>> START Exercise material

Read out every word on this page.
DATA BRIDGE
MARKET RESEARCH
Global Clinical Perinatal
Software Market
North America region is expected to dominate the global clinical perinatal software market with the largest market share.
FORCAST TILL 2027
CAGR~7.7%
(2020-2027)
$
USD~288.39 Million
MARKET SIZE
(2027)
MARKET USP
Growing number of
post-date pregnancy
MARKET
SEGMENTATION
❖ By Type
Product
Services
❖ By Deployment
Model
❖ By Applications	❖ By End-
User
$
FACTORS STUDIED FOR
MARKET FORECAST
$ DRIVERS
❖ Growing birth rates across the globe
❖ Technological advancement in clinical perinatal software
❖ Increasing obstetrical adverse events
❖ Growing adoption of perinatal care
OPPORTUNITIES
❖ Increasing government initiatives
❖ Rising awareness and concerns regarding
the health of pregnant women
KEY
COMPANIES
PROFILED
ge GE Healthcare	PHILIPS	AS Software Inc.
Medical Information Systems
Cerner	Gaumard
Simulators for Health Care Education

>> END Exercise material

* Given problem:
All entries must be repeated verbatim.

* Written solution:
Read out every word on this page.
DATA BRIDGE
MARKET RESEARCH
Global Clinical Perinatal
Software Market
North America region is expected to dominate the global clinical perinatal software market with the largest market share.
FORCAST TILL 2027
CAGR~7.7%
(2020-2027)
$
USD~288.39 Million
MARKET SIZE
(2027)
MARKET USP
Growing number of
post-date pregnancy
MARKET
SEGMENTATION
❖ By Type
Product
Services
❖ By Deployment
Model
❖ By Applications	❖ By End-
User
$
FACTORS STUDIED FOR
MARKET FORECAST
$ DRIVERS
❖ Growing birth rates across the globe
❖ Technological advancement in clinical perinatal software
❖ Increasing obstetrical adverse events
❖ Growing adoption of perinatal care
OPPORTUNITIES
❖ Increasing government initiatives
❖ Rising awareness and concerns regarding
the health of pregnant women
KEY
COMPANIES
PROFILED
ge GE Healthcare	PHILIPS	AS Software Inc.
Medical Information Systems
Cerner	Gaumard
Simulators for Health Care Education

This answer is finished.